[Stored entries]

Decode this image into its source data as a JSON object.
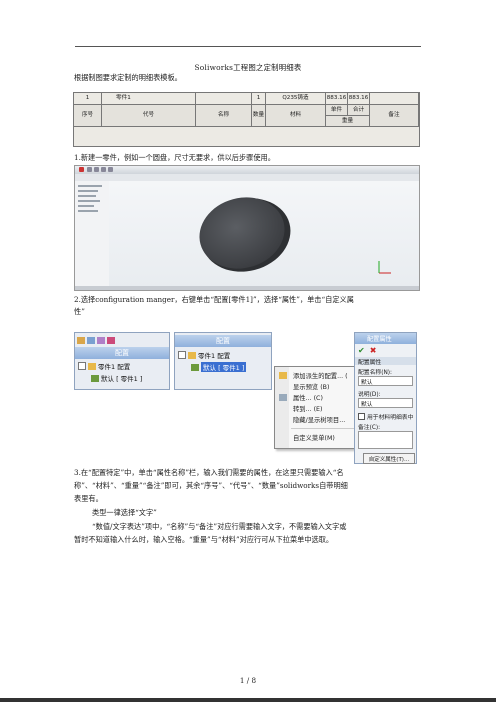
{
  "doc": {
    "title": "Soliworks工程图之定制明细表",
    "intro": "根据制图要求定制的明细表模板。",
    "step1": "1.新建一零件，例如一个圆盘，尺寸无要求，供以后步骤使用。",
    "step2_line1": "2.选择configuration manger，右键单击“配置[零件1]”，选择“属性”，单击“自定义属",
    "step2_line2": "性”",
    "step3_line1": "3.在“配置特定”中，单击“属性名称”栏，输入我们需要的属性，在这里只需要输入“名",
    "step3_line2": "称”、“材料”、“重量”“备注”即可，其余“序号”、“代号”、“数量”solidworks自带明细",
    "step3_line3": "表里有。",
    "note1": "类型一律选择“文字”",
    "note2_line1": "“数值/文字表达”项中，“名称”与“备注”对应行需要输入文字，不需要输入文字或",
    "note2_line2": "暂时不知道输入什么时，输入空格。“重量”与“材料”对应行可从下拉菜单中选取。",
    "page_number": "1 / 8"
  },
  "bom": {
    "row1": [
      "1",
      "零件1",
      "1",
      "Q235铸造",
      "883.16",
      "883.16"
    ],
    "headers": [
      "序号",
      "代号",
      "名称",
      "数量",
      "材料",
      "单件",
      "合计",
      "重量",
      "备注"
    ]
  },
  "config_tree": {
    "title": "配置",
    "root": "零件1 配置",
    "child": "默认 [ 零件1 ]",
    "tabs_icons": [
      "feature-tree-icon",
      "property-icon",
      "config-icon",
      "dim-icon"
    ]
  },
  "config_tree2": {
    "title": "配置",
    "root": "零件1 配置",
    "child_selected": "默认 [ 零件1 ]"
  },
  "context_menu": {
    "items": [
      "添加派生的配置... (",
      "显示预览 (B)",
      "属性... (C)",
      "转到... (E)",
      "隐藏/显示树项目...",
      "自定义菜单(M)"
    ]
  },
  "properties_panel": {
    "title": "配置属性",
    "section": "配置属性",
    "name_label": "配置名称(N):",
    "name_value": "默认",
    "desc_label": "说明(D):",
    "desc_value": "默认",
    "checkbox_label": "用于材料明细表中",
    "comment_label": "备注(C):",
    "custom_button": "自定义属性(T)..."
  }
}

* Problem to solve
Copy out each line exactly, without the pictures.

* Solution for this task
Decode this image into its source data as a JSON object.
{
  "doc": {
    "title": "Soliworks工程图之定制明细表",
    "intro": "根据制图要求定制的明细表模板。",
    "step1": "1.新建一零件，例如一个圆盘，尺寸无要求，供以后步骤使用。",
    "step2_line1": "2.选择configuration manger，右键单击“配置[零件1]”，选择“属性”，单击“自定义属",
    "step2_line2": "性”",
    "step3_line1": "3.在“配置特定”中，单击“属性名称”栏，输入我们需要的属性，在这里只需要输入“名",
    "step3_line2": "称”、“材料”、“重量”“备注”即可，其余“序号”、“代号”、“数量”solidworks自带明细",
    "step3_line3": "表里有。",
    "note1": "类型一律选择“文字”",
    "note2_line1": "“数值/文字表达”项中，“名称”与“备注”对应行需要输入文字，不需要输入文字或",
    "note2_line2": "暂时不知道输入什么时，输入空格。“重量”与“材料”对应行可从下拉菜单中选取。",
    "page_number": "1 / 8"
  },
  "bom": {
    "row1": [
      "1",
      "零件1",
      "1",
      "Q235铸造",
      "883.16",
      "883.16"
    ],
    "headers": [
      "序号",
      "代号",
      "名称",
      "数量",
      "材料",
      "单件",
      "合计",
      "重量",
      "备注"
    ]
  },
  "config_tree": {
    "title": "配置",
    "root": "零件1 配置",
    "child": "默认 [ 零件1 ]",
    "tabs_icons": [
      "feature-tree-icon",
      "property-icon",
      "config-icon",
      "dim-icon"
    ]
  },
  "config_tree2": {
    "title": "配置",
    "root": "零件1 配置",
    "child_selected": "默认 [ 零件1 ]"
  },
  "context_menu": {
    "items": [
      "添加派生的配置... (",
      "显示预览 (B)",
      "属性... (C)",
      "转到... (E)",
      "隐藏/显示树项目...",
      "自定义菜单(M)"
    ]
  },
  "properties_panel": {
    "title": "配置属性",
    "section": "配置属性",
    "name_label": "配置名称(N):",
    "name_value": "默认",
    "desc_label": "说明(D):",
    "desc_value": "默认",
    "checkbox_label": "用于材料明细表中",
    "comment_label": "备注(C):",
    "custom_button": "自定义属性(T)..."
  }
}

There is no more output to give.